#### WORK TO BE COMPLETED
Select and reproduce each line of the listing below that bears the string "this".

#### DATA LINES
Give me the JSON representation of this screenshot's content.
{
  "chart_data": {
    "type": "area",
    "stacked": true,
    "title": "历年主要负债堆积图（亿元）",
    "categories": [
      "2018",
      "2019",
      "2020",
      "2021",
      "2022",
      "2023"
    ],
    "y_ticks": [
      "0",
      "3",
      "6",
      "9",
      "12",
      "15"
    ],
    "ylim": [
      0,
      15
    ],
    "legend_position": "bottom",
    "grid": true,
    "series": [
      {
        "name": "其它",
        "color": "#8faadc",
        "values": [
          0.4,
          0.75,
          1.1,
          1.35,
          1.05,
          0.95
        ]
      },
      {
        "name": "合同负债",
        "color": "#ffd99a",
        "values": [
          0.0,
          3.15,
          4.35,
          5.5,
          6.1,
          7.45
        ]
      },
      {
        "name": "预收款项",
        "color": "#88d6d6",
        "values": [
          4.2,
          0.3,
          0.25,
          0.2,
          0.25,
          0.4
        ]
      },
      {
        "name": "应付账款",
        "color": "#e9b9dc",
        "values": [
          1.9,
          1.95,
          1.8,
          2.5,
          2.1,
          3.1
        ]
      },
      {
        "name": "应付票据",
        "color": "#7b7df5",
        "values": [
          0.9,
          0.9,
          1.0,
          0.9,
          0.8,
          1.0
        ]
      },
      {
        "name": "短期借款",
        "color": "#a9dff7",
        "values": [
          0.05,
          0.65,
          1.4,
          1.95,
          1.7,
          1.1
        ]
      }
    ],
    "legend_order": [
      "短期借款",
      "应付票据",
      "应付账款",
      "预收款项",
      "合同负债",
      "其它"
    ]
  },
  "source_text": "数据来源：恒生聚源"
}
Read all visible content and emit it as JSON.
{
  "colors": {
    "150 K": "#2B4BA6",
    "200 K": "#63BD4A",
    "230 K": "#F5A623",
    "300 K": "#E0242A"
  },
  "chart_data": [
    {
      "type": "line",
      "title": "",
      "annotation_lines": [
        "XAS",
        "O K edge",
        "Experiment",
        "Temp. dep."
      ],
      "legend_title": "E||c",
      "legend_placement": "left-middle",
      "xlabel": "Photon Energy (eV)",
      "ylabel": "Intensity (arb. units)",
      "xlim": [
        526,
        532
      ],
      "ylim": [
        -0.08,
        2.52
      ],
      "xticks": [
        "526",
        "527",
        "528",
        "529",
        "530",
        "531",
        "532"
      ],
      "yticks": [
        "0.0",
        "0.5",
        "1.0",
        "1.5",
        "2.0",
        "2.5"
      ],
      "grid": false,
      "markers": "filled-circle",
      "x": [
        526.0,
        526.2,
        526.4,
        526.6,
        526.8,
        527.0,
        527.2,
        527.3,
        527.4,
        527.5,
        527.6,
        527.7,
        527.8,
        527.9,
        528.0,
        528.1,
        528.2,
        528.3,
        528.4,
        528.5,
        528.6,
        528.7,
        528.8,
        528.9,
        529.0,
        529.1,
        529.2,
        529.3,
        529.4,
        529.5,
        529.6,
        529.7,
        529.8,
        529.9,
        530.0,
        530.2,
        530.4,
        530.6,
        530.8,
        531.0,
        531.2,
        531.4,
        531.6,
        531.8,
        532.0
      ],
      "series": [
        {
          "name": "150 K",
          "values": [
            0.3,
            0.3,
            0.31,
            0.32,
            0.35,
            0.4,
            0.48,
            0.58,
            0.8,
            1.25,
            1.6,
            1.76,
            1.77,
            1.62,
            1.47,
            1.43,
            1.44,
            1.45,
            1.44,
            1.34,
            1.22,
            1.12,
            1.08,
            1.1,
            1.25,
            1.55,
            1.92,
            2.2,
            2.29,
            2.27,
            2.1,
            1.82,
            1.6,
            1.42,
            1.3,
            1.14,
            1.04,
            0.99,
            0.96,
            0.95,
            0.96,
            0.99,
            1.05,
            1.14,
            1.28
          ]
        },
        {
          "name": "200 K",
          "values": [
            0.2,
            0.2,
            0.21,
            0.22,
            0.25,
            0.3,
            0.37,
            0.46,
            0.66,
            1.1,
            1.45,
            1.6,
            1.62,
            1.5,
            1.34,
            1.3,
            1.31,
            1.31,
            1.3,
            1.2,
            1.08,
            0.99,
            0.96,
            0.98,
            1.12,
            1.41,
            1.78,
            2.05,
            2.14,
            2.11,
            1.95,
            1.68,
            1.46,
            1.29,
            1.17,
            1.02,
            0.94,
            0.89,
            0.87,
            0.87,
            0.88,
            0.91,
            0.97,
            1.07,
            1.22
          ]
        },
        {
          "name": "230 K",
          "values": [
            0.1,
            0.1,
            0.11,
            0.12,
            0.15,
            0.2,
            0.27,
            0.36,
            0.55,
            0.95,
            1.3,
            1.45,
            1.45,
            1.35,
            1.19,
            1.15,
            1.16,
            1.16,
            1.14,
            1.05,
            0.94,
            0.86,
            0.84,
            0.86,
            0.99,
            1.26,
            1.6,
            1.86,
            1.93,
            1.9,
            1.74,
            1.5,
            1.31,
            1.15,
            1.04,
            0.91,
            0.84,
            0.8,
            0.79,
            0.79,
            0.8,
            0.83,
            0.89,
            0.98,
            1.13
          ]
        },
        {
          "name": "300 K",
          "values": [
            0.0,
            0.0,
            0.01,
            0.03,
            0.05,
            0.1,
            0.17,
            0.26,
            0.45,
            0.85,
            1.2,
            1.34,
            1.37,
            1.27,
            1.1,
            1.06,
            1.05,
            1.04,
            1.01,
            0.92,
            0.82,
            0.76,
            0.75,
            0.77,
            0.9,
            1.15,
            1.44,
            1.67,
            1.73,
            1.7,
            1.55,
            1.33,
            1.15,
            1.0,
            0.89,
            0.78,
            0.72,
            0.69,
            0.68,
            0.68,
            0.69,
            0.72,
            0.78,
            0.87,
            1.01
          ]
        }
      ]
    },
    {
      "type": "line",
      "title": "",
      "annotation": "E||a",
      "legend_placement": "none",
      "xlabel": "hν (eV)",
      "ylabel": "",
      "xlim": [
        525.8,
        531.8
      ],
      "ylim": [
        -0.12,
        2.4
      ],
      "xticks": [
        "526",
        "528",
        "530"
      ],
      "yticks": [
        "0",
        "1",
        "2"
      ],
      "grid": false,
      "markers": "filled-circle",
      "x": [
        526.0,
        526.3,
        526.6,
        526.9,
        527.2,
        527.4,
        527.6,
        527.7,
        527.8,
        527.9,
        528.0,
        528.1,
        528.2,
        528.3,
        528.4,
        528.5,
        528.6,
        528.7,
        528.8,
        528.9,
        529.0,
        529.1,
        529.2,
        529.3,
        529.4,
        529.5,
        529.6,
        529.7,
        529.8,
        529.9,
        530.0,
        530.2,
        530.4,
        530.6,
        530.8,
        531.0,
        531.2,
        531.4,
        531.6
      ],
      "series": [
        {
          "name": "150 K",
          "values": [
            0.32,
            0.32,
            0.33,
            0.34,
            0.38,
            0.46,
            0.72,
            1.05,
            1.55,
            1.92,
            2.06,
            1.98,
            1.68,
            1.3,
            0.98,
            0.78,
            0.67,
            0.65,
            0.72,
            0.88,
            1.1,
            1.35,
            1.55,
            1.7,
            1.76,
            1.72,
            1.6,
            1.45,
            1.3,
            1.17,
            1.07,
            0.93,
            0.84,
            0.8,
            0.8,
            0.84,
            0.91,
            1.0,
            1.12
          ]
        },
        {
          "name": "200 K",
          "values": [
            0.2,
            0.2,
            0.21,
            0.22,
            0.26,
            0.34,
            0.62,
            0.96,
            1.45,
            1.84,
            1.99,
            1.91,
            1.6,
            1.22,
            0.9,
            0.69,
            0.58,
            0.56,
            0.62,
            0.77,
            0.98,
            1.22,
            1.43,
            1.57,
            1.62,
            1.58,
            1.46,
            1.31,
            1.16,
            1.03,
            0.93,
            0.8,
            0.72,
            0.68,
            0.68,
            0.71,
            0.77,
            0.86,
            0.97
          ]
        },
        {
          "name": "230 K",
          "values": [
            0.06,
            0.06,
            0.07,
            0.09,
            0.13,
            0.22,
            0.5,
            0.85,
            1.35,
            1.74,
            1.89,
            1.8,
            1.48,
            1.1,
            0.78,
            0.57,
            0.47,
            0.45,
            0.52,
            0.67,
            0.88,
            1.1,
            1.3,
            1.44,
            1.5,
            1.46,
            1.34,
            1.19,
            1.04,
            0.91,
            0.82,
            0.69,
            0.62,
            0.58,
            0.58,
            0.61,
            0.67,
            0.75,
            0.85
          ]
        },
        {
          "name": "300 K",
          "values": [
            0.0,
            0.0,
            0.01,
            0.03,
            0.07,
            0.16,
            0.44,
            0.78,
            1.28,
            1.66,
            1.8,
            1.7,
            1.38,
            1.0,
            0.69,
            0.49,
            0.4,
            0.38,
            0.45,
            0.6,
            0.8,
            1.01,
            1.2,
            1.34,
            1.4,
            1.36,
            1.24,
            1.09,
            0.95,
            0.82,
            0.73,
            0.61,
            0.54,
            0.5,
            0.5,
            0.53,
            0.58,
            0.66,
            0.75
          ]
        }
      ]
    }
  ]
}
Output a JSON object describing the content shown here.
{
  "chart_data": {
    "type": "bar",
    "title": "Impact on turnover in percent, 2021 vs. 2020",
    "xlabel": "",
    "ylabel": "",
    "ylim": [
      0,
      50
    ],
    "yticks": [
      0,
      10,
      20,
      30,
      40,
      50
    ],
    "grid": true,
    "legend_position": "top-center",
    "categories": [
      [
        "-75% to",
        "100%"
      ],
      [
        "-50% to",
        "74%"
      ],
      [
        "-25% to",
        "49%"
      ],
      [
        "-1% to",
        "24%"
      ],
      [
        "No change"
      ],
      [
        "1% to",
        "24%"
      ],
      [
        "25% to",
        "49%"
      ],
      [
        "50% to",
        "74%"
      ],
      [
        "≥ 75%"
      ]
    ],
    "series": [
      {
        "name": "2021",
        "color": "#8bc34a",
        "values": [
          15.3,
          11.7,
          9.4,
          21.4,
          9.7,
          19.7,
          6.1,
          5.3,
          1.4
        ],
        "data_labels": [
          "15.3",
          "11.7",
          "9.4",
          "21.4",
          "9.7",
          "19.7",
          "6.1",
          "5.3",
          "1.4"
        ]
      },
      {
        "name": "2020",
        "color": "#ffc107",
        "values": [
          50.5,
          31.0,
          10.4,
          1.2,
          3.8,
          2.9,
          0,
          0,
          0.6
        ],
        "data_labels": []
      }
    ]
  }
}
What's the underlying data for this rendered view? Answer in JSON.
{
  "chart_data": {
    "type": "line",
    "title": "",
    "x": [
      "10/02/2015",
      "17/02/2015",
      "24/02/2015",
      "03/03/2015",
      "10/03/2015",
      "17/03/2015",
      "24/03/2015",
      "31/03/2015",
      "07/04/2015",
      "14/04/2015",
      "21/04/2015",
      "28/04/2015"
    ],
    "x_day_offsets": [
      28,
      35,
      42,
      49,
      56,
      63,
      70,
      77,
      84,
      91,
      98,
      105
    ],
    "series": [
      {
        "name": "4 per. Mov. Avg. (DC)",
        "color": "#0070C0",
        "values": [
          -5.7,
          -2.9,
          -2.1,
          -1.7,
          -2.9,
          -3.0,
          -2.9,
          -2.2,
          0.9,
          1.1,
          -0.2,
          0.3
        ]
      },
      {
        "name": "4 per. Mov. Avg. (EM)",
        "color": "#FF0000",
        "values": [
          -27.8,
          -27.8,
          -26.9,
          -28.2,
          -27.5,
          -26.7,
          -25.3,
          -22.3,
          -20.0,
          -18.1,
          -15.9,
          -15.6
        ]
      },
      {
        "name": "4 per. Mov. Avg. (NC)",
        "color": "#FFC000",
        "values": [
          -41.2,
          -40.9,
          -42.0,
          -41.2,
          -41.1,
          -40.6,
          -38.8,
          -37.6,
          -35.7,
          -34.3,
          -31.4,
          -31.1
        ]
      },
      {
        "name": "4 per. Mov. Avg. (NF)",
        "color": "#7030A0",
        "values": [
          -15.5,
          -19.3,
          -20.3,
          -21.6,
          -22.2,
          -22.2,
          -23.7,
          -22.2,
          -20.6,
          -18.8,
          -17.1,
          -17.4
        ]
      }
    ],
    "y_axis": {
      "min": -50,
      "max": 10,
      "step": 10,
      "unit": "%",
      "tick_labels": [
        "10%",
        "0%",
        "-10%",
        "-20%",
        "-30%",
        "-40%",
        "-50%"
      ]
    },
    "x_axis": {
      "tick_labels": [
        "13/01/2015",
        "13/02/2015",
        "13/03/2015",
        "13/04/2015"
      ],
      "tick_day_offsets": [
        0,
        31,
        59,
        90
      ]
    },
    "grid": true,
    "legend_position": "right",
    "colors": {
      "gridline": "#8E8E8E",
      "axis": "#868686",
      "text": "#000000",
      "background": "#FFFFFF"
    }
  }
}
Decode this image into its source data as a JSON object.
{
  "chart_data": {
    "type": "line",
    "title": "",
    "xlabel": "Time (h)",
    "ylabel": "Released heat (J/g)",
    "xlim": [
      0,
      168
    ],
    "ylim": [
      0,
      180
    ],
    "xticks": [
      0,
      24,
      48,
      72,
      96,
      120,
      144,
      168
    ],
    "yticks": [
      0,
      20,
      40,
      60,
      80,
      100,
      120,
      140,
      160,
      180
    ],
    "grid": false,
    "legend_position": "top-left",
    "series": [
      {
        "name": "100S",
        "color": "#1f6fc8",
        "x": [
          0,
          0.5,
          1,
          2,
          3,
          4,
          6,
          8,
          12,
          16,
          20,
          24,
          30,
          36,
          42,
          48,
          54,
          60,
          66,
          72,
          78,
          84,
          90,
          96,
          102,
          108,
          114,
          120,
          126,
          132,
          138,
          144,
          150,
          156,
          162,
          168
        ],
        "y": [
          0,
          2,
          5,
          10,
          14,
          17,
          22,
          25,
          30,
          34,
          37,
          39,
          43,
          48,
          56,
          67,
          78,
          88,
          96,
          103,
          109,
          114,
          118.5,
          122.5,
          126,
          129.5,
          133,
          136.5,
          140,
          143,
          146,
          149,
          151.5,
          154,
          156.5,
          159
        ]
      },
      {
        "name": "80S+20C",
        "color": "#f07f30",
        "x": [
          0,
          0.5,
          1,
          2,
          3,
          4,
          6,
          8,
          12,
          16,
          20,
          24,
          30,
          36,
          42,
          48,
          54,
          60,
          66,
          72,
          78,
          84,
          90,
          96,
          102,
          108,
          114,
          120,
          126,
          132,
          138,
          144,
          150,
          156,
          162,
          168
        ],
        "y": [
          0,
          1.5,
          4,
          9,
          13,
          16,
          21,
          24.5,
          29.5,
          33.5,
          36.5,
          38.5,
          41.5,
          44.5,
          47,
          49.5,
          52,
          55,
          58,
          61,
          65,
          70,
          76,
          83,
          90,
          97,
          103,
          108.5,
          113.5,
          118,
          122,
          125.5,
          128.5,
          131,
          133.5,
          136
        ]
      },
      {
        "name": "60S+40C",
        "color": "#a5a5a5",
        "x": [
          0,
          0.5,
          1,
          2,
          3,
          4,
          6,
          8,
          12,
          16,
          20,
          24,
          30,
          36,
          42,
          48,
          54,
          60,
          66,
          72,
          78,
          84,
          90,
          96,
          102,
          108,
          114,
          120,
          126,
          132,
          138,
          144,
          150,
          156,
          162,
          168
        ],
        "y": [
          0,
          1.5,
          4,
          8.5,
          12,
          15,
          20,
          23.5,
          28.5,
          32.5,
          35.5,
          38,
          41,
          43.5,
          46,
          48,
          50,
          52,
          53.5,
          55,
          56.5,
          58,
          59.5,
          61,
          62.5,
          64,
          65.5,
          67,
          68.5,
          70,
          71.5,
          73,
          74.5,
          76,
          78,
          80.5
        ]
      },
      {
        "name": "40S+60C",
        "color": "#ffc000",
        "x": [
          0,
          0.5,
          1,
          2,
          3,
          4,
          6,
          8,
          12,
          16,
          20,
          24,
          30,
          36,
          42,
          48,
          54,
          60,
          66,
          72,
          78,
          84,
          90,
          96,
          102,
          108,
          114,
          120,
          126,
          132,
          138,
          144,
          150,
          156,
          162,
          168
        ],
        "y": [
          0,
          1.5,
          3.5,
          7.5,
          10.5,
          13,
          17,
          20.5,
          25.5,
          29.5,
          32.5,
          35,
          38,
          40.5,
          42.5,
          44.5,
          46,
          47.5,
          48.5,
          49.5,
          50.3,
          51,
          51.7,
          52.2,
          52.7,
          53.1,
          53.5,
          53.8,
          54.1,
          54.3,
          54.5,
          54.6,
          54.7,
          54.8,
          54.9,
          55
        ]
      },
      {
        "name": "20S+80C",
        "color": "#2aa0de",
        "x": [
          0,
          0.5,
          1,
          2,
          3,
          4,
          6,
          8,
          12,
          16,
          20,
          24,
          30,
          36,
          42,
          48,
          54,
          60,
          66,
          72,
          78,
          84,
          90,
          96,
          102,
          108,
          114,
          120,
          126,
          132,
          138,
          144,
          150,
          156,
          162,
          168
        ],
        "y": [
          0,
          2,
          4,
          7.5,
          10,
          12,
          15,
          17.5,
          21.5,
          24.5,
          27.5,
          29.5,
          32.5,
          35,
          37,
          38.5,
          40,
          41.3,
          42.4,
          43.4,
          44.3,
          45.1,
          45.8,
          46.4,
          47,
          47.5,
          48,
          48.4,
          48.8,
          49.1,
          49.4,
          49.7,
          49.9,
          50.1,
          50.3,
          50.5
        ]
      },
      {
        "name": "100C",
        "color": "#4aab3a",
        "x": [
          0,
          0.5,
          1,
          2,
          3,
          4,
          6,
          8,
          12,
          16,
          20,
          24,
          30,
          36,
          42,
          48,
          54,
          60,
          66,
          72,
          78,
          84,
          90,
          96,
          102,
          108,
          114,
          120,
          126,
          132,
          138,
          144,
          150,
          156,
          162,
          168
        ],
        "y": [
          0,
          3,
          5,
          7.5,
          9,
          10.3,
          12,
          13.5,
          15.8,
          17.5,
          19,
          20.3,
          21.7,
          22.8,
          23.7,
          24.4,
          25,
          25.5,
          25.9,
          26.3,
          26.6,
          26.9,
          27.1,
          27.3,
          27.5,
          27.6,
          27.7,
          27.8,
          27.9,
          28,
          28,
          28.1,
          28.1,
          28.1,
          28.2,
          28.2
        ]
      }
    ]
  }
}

#### COMPLETED EXERCISE
Give me the JSON representation of this screenshot's content.
What's the underlying data for this rendered view? Answer in JSON.
Decode this image into its source data as a JSON object.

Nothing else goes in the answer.